** BEGIN **

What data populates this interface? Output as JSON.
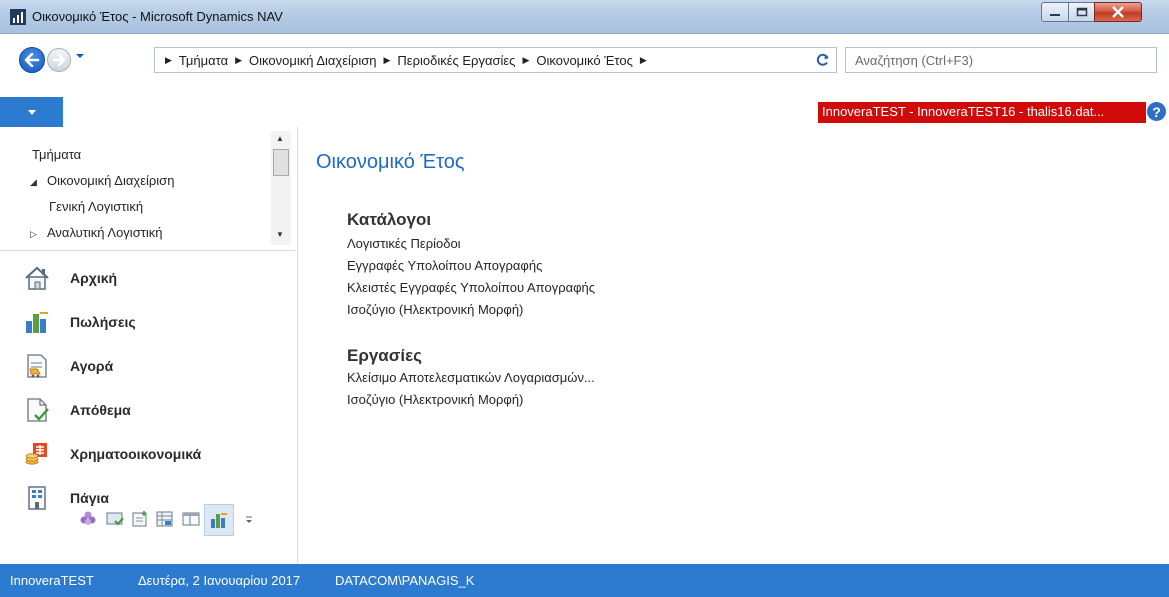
{
  "window": {
    "title": "Οικονομικό Έτος - Microsoft Dynamics NAV"
  },
  "navigation": {
    "breadcrumbs": [
      "Τμήματα",
      "Οικονομική Διαχείριση",
      "Περιοδικές Εργασίες",
      "Οικονομικό Έτος"
    ],
    "search_placeholder": "Αναζήτηση (Ctrl+F3)"
  },
  "company_banner": "InnoveraTEST - InnoveraTEST16 - thalis16.dat...",
  "tree": {
    "items": [
      {
        "label": "Τμήματα",
        "arrow": ""
      },
      {
        "label": "Οικονομική Διαχείριση",
        "arrow": "◢"
      },
      {
        "label": "Γενική Λογιστική",
        "arrow": ""
      },
      {
        "label": "Αναλυτική Λογιστική",
        "arrow": "▷"
      }
    ]
  },
  "role_center": {
    "items": [
      {
        "label": "Αρχική",
        "icon": "home-icon"
      },
      {
        "label": "Πωλήσεις",
        "icon": "sales-chart-icon"
      },
      {
        "label": "Αγορά",
        "icon": "purchase-document-icon"
      },
      {
        "label": "Απόθεμα",
        "icon": "inventory-check-icon"
      },
      {
        "label": "Χρηματοοικονομικά",
        "icon": "finance-icon"
      },
      {
        "label": "Πάγια",
        "icon": "fixed-assets-icon"
      }
    ]
  },
  "content": {
    "title": "Οικονομικό Έτος",
    "groups": [
      {
        "title": "Κατάλογοι",
        "links": [
          "Λογιστικές Περίοδοι",
          "Εγγραφές Υπολοίπου Απογραφής",
          "Κλειστές Εγγραφές Υπολοίπου Απογραφής",
          "Ισοζύγιο (Ηλεκτρονική Μορφή)"
        ]
      },
      {
        "title": "Εργασίες",
        "links": [
          "Κλείσιμο Αποτελεσματικών Λογαριασμών...",
          "Ισοζύγιο (Ηλεκτρονική Μορφή)"
        ]
      }
    ]
  },
  "status_bar": {
    "company": "InnoveraTEST",
    "date": "Δευτέρα, 2 Ιανουαρίου 2017",
    "user": "DATACOM\\PANAGIS_K"
  },
  "colors": {
    "accent_blue": "#2d7bd1",
    "title_blue": "#1d6bc7",
    "banner_red": "#d10a0a"
  }
}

** END **

### Work to be completed:
Locate each line with the word "InnoveraTEST" and copy it.

### Response:
  "company_banner": "InnoveraTEST - InnoveraTEST16 - thalis16.dat...",
    "company": "InnoveraTEST",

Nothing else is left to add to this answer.